▸ **TO BE DONE**
1 – Translate this sentence from the account of Maxim Filippov's arrest into Spanish: "The single was the anthem of the anti-Vietnam War movement."
2 – According to the account of Maxim Filippov's arrest, why did Filippov come from Tula to picket in Moscow, specifically at Pushkinskaya Square?
##### SOURCE #####
At least 6,561 cases under the administrative article on «discrediting» the Russian army and authorities have been initiated since the start of the full-scale invasion of Ukraine. This article became an element of military censorship and is actively used against dissenters, even though freedom of speech is enshrined in the Constitution. This is unacceptable — we seek to abolish Article 20.3.3 of the CAO in the Constitutional Court.
About a year ago, on April 30, 2022 Maxim Filippov came to Moscow from Tula. He went to Pushkin Square carrying an anti-war poster saying «Give Peace a Chance». He stood for 15 seconds before he was arrested and taken to the local police department where an officer twisted a machine gun on the table and pointed the muzzle at the detainee «like in a Western».
Filippov is a John Lennon fan and shares the musician’s ideals. Lennon recorded and released the song «Give Peace a Chance» in 1969 with Yoko Ono and a group of friends. The single was the anthem of the anti-Vietnam War movement.
«I decided to picket in Moscow to make my protest more visible. I attended protests there at Pushkinskaya Square. That is a symbolic place».
Security officers also know Pushkinskaya Square is a centre of protest. The square has been cordoned off since the end of February. Filippov was immediately detained, his poster and documents were ripped away. «They started to shout», Filippov said, «one police officer swung at me, then said, „Don’t be afraid, we won’t beat you here“».
He was taken to the Tverskoy District Police Department on foot. The police asked him who paid him. They meant why was he protesting. Filippov said one officer called his political belief a «treason».
At the station, Filippov was taken to an empty assembly hall, where a police officer turned off his body camera and asked him the same questions.
«I decided not to talk to him and wait for a lawyer», Filippov said. «Then another officer came in. Both took off their belts, pistols, assault rifles and threw them on the table. They sat down in front of me and told me to sign some papers. I said I wanted to wait for my lawyer. They yelled at me, „People like you were shot under Stalin“. One officer turned his rifle and pointed the muzzle at me like in some Western. He put his feet on the table. Just imagine an empty assembly hall, two police officers, and that’s it. And you don’t know what might happen to you».
Filippov said when Maxim Ovchinnikov, an OVD-Info lawyer, arrived at the department, the officers changed their behaviour. «They suddenly became kind and polite».
The detainee spent three and a half hours in the police department. Then he was released with an offence on record under the article on «discrediting» the Russian army. The police didn’t explain why the «Give Peace a Chance» poster discredited the army.
##### STORED DATA #####
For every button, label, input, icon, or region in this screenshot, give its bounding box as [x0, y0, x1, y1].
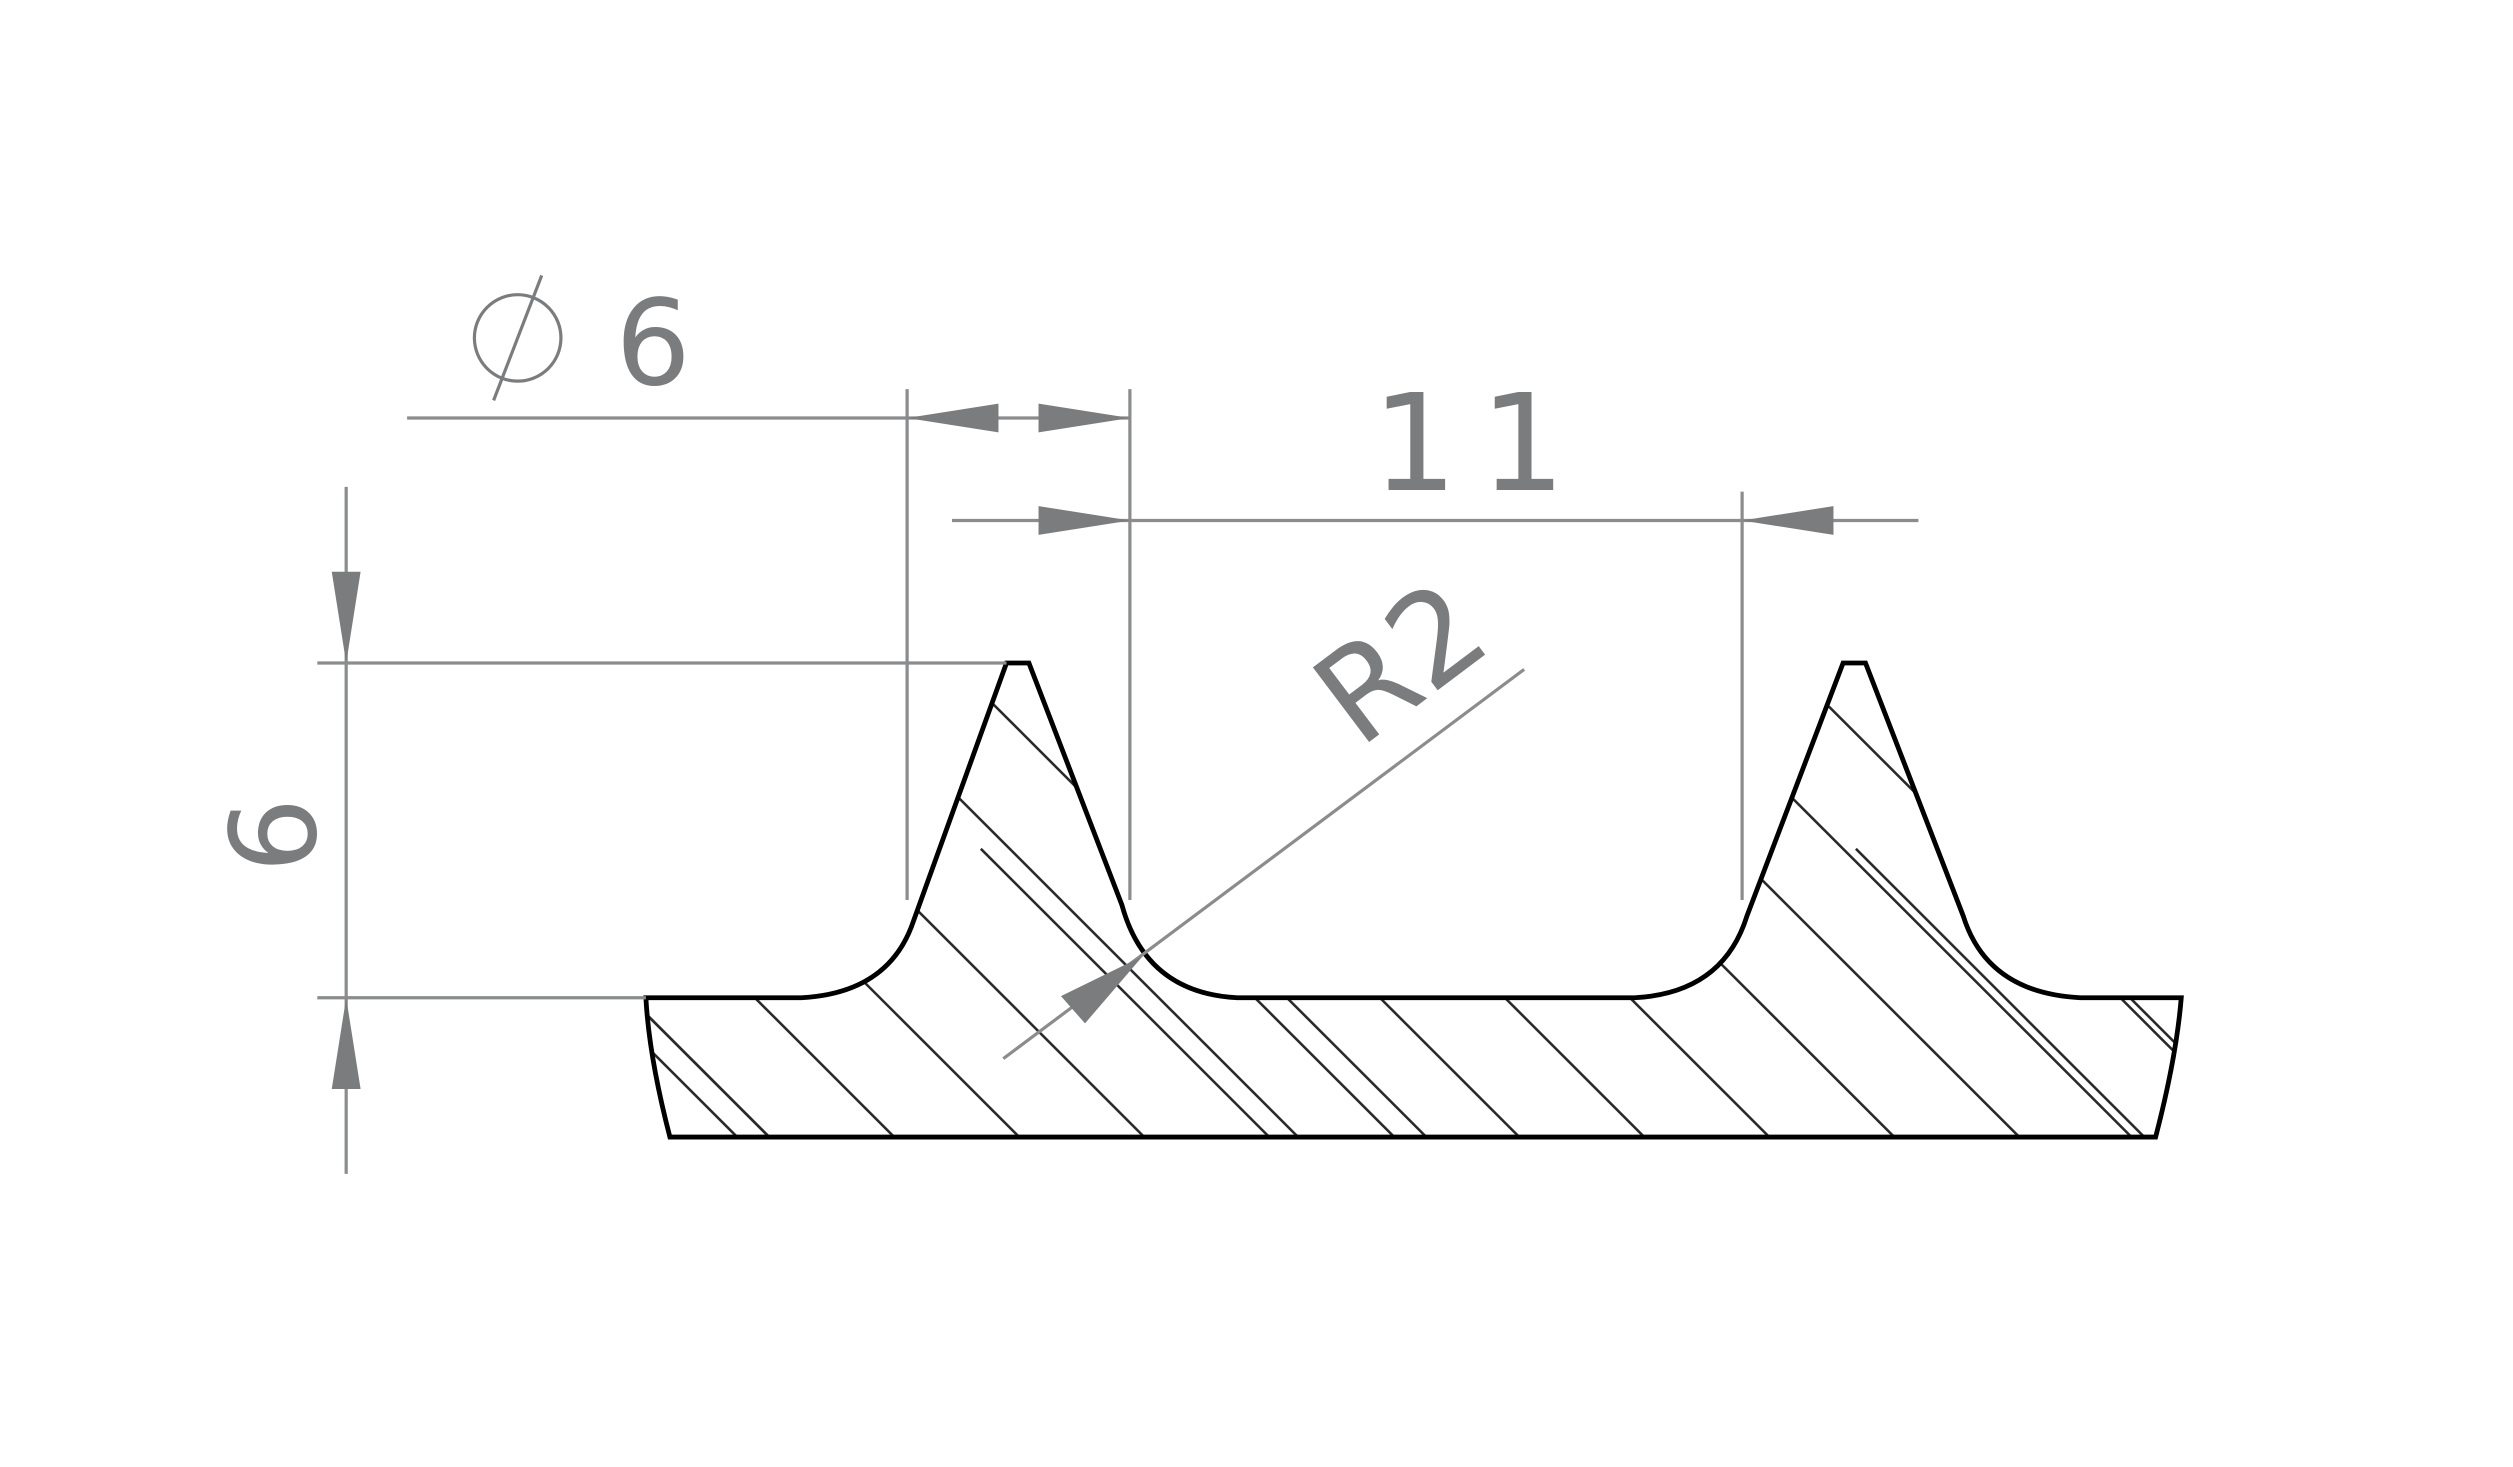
#####
▸ **TASK-BY-TASK SOLUTIONS**
1 – El sencillo fue el himno del movimiento contra la guerra de Vietnam.

2 – He picketed in Moscow to make his protest more visible. He chose Pushkinskaya Square because he had attended protests there before and considered it a symbolic place.